__Task objective__:
Return all of the lines below exactly as they are.

=====

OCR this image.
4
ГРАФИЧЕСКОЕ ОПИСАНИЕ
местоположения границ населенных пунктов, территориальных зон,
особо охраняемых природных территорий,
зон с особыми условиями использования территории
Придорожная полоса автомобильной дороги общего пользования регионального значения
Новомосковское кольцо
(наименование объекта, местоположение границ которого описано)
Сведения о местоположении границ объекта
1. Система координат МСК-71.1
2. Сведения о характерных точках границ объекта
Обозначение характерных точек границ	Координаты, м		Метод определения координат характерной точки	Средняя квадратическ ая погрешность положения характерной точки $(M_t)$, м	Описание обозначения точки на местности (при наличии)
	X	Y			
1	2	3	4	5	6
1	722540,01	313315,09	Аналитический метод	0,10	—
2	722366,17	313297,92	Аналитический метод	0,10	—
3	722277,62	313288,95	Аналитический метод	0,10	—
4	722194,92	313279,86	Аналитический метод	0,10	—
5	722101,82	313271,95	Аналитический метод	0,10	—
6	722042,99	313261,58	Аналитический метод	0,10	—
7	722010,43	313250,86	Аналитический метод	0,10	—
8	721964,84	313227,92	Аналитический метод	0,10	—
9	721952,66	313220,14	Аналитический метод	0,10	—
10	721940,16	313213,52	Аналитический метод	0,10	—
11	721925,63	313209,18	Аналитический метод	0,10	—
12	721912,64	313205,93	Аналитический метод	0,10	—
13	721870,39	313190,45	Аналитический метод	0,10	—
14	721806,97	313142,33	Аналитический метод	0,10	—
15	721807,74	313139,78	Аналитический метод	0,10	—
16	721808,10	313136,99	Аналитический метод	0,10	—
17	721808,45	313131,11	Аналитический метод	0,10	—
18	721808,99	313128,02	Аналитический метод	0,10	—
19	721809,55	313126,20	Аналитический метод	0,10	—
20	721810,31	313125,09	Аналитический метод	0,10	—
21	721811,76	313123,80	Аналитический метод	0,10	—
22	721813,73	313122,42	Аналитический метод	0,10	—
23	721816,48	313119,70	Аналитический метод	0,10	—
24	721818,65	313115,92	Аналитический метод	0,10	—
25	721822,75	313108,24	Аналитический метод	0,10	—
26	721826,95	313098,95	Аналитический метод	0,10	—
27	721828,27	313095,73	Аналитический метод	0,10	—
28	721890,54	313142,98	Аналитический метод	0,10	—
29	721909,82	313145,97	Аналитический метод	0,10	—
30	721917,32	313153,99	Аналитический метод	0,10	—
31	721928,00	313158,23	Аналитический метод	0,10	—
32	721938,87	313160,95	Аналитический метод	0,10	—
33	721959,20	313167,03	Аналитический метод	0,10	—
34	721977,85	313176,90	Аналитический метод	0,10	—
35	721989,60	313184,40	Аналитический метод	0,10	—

=====

__Solution to the exercise__:
OCR this image.
4
ГРАФИЧЕСКОЕ ОПИСАНИЕ
местоположения границ населенных пунктов, территориальных зон,
особо охраняемых природных территорий,
зон с особыми условиями использования территории
Придорожная полоса автомобильной дороги общего пользования регионального значения
Новомосковское кольцо
(наименование объекта, местоположение границ которого описано)
Сведения о местоположении границ объекта
1. Система координат МСК-71.1
2. Сведения о характерных точках границ объекта
Обозначение характерных точек границ	Координаты, м		Метод определения координат характерной точки	Средняя квадратическ ая погрешность положения характерной точки $(M_t)$, м	Описание обозначения точки на местности (при наличии)
	X	Y			
1	2	3	4	5	6
1	722540,01	313315,09	Аналитический метод	0,10	—
2	722366,17	313297,92	Аналитический метод	0,10	—
3	722277,62	313288,95	Аналитический метод	0,10	—
4	722194,92	313279,86	Аналитический метод	0,10	—
5	722101,82	313271,95	Аналитический метод	0,10	—
6	722042,99	313261,58	Аналитический метод	0,10	—
7	722010,43	313250,86	Аналитический метод	0,10	—
8	721964,84	313227,92	Аналитический метод	0,10	—
9	721952,66	313220,14	Аналитический метод	0,10	—
10	721940,16	313213,52	Аналитический метод	0,10	—
11	721925,63	313209,18	Аналитический метод	0,10	—
12	721912,64	313205,93	Аналитический метод	0,10	—
13	721870,39	313190,45	Аналитический метод	0,10	—
14	721806,97	313142,33	Аналитический метод	0,10	—
15	721807,74	313139,78	Аналитический метод	0,10	—
16	721808,10	313136,99	Аналитический метод	0,10	—
17	721808,45	313131,11	Аналитический метод	0,10	—
18	721808,99	313128,02	Аналитический метод	0,10	—
19	721809,55	313126,20	Аналитический метод	0,10	—
20	721810,31	313125,09	Аналитический метод	0,10	—
21	721811,76	313123,80	Аналитический метод	0,10	—
22	721813,73	313122,42	Аналитический метод	0,10	—
23	721816,48	313119,70	Аналитический метод	0,10	—
24	721818,65	313115,92	Аналитический метод	0,10	—
25	721822,75	313108,24	Аналитический метод	0,10	—
26	721826,95	313098,95	Аналитический метод	0,10	—
27	721828,27	313095,73	Аналитический метод	0,10	—
28	721890,54	313142,98	Аналитический метод	0,10	—
29	721909,82	313145,97	Аналитический метод	0,10	—
30	721917,32	313153,99	Аналитический метод	0,10	—
31	721928,00	313158,23	Аналитический метод	0,10	—
32	721938,87	313160,95	Аналитический метод	0,10	—
33	721959,20	313167,03	Аналитический метод	0,10	—
34	721977,85	313176,90	Аналитический метод	0,10	—
35	721989,60	313184,40	Аналитический метод	0,10	—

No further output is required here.